> [Your instructions]: Would you write out the entries below, every one of them, exactly?

> [Supplied records]:
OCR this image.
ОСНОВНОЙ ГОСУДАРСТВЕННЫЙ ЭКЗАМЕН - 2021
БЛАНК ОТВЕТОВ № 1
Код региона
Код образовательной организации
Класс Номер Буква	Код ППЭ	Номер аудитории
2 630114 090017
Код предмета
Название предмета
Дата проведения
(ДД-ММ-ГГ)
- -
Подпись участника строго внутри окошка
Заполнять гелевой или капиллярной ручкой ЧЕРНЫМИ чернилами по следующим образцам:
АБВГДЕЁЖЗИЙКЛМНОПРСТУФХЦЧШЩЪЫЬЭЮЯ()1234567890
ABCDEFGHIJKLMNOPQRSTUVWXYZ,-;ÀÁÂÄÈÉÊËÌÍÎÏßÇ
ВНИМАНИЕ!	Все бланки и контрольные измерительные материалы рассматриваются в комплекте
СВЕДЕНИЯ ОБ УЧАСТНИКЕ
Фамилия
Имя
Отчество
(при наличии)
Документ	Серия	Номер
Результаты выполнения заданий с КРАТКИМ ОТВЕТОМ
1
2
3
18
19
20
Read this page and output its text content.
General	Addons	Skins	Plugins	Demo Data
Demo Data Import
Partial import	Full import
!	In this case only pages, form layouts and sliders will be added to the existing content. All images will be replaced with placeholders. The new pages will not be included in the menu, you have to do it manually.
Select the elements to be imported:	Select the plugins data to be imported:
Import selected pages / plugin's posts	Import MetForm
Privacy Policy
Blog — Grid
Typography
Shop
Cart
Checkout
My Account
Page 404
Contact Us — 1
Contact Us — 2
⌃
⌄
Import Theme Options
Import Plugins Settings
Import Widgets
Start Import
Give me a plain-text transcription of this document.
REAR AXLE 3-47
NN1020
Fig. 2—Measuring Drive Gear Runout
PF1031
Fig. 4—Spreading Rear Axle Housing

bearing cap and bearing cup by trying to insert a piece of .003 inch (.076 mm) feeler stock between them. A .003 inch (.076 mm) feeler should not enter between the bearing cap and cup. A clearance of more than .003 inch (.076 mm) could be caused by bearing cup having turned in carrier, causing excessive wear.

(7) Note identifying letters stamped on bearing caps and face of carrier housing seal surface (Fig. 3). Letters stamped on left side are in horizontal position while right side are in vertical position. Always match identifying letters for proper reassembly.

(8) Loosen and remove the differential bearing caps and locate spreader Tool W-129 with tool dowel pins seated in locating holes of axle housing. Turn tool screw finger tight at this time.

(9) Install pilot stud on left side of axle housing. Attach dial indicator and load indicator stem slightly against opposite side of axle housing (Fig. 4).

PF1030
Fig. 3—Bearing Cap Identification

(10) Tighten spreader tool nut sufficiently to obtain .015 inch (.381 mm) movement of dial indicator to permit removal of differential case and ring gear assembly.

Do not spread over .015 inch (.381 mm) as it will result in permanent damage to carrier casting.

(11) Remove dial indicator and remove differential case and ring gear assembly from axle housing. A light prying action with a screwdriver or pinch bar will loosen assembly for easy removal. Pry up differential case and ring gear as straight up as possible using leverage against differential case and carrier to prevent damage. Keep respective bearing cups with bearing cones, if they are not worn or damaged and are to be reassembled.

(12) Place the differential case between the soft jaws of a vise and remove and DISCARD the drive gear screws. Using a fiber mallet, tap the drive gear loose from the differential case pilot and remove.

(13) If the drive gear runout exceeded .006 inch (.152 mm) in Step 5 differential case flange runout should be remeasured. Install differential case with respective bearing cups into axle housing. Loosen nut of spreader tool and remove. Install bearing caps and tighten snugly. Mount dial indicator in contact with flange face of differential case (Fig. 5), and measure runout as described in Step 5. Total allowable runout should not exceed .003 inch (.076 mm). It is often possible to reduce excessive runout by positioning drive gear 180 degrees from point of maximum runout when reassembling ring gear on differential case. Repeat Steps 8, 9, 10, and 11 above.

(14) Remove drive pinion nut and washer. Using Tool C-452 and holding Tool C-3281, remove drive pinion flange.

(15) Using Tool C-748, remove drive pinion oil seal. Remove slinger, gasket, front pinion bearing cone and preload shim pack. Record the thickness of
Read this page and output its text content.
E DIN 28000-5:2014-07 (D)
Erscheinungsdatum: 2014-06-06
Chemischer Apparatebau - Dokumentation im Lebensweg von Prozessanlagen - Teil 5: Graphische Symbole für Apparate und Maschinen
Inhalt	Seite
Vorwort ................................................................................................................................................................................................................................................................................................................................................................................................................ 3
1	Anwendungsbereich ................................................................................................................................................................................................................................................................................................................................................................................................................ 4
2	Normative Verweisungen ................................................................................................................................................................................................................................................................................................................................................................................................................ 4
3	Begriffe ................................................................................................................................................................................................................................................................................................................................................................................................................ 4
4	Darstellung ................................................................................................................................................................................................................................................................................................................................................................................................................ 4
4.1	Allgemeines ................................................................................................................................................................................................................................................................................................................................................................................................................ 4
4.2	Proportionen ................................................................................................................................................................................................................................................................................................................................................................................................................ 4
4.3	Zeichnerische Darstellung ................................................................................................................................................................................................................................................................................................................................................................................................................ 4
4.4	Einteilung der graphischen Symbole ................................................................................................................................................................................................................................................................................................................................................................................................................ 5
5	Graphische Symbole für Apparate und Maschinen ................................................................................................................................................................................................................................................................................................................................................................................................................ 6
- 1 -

> [Solution below]:
OCR this image.
ОСНОВНОЙ ГОСУДАРСТВЕННЫЙ ЭКЗАМЕН - 2021
БЛАНК ОТВЕТОВ № 1
Код региона
Код образовательной организации
Класс Номер Буква	Код ППЭ	Номер аудитории
2 630114 090017
Код предмета
Название предмета
Дата проведения
(ДД-ММ-ГГ)
- -
Подпись участника строго внутри окошка
Заполнять гелевой или капиллярной ручкой ЧЕРНЫМИ чернилами по следующим образцам:
АБВГДЕЁЖЗИЙКЛМНОПРСТУФХЦЧШЩЪЫЬЭЮЯ()1234567890
ABCDEFGHIJKLMNOPQRSTUVWXYZ,-;ÀÁÂÄÈÉÊËÌÍÎÏßÇ
ВНИМАНИЕ!	Все бланки и контрольные измерительные материалы рассматриваются в комплекте
СВЕДЕНИЯ ОБ УЧАСТНИКЕ
Фамилия
Имя
Отчество
(при наличии)
Документ	Серия	Номер
Результаты выполнения заданий с КРАТКИМ ОТВЕТОМ
1
2
3
18
19
20
Read this page and output its text content.
General	Addons	Skins	Plugins	Demo Data
Demo Data Import
Partial import	Full import
!	In this case only pages, form layouts and sliders will be added to the existing content. All images will be replaced with placeholders. The new pages will not be included in the menu, you have to do it manually.
Select the elements to be imported:	Select the plugins data to be imported:
Import selected pages / plugin's posts	Import MetForm
Privacy Policy
Blog — Grid
Typography
Shop
Cart
Checkout
My Account
Page 404
Contact Us — 1
Contact Us — 2
⌃
⌄
Import Theme Options
Import Plugins Settings
Import Widgets
Start Import
Give me a plain-text transcription of this document.
REAR AXLE 3-47
NN1020
Fig. 2—Measuring Drive Gear Runout
PF1031
Fig. 4—Spreading Rear Axle Housing

bearing cap and bearing cup by trying to insert a piece of .003 inch (.076 mm) feeler stock between them. A .003 inch (.076 mm) feeler should not enter between the bearing cap and cup. A clearance of more than .003 inch (.076 mm) could be caused by bearing cup having turned in carrier, causing excessive wear.

(7) Note identifying letters stamped on bearing caps and face of carrier housing seal surface (Fig. 3). Letters stamped on left side are in horizontal position while right side are in vertical position. Always match identifying letters for proper reassembly.

(8) Loosen and remove the differential bearing caps and locate spreader Tool W-129 with tool dowel pins seated in locating holes of axle housing. Turn tool screw finger tight at this time.

(9) Install pilot stud on left side of axle housing. Attach dial indicator and load indicator stem slightly against opposite side of axle housing (Fig. 4).

PF1030
Fig. 3—Bearing Cap Identification

(10) Tighten spreader tool nut sufficiently to obtain .015 inch (.381 mm) movement of dial indicator to permit removal of differential case and ring gear assembly.

Do not spread over .015 inch (.381 mm) as it will result in permanent damage to carrier casting.

(11) Remove dial indicator and remove differential case and ring gear assembly from axle housing. A light prying action with a screwdriver or pinch bar will loosen assembly for easy removal. Pry up differential case and ring gear as straight up as possible using leverage against differential case and carrier to prevent damage. Keep respective bearing cups with bearing cones, if they are not worn or damaged and are to be reassembled.

(12) Place the differential case between the soft jaws of a vise and remove and DISCARD the drive gear screws. Using a fiber mallet, tap the drive gear loose from the differential case pilot and remove.

(13) If the drive gear runout exceeded .006 inch (.152 mm) in Step 5 differential case flange runout should be remeasured. Install differential case with respective bearing cups into axle housing. Loosen nut of spreader tool and remove. Install bearing caps and tighten snugly. Mount dial indicator in contact with flange face of differential case (Fig. 5), and measure runout as described in Step 5. Total allowable runout should not exceed .003 inch (.076 mm). It is often possible to reduce excessive runout by positioning drive gear 180 degrees from point of maximum runout when reassembling ring gear on differential case. Repeat Steps 8, 9, 10, and 11 above.

(14) Remove drive pinion nut and washer. Using Tool C-452 and holding Tool C-3281, remove drive pinion flange.

(15) Using Tool C-748, remove drive pinion oil seal. Remove slinger, gasket, front pinion bearing cone and preload shim pack. Record the thickness of
Read this page and output its text content.
E DIN 28000-5:2014-07 (D)
Erscheinungsdatum: 2014-06-06
Chemischer Apparatebau - Dokumentation im Lebensweg von Prozessanlagen - Teil 5: Graphische Symbole für Apparate und Maschinen
Inhalt	Seite
Vorwort ................................................................................................................................................................................................................................................................................................................................................................................................................ 3
1	Anwendungsbereich ................................................................................................................................................................................................................................................................................................................................................................................................................ 4
2	Normative Verweisungen ................................................................................................................................................................................................................................................................................................................................................................................................................ 4
3	Begriffe ................................................................................................................................................................................................................................................................................................................................................................................................................ 4
4	Darstellung ................................................................................................................................................................................................................................................................................................................................................................................................................ 4
4.1	Allgemeines ................................................................................................................................................................................................................................................................................................................................................................................................................ 4
4.2	Proportionen ................................................................................................................................................................................................................................................................................................................................................................................................................ 4
4.3	Zeichnerische Darstellung ................................................................................................................................................................................................................................................................................................................................................................................................................ 4
4.4	Einteilung der graphischen Symbole ................................................................................................................................................................................................................................................................................................................................................................................................................ 5
5	Graphische Symbole für Apparate und Maschinen ................................................................................................................................................................................................................................................................................................................................................................................................................ 6
- 1 -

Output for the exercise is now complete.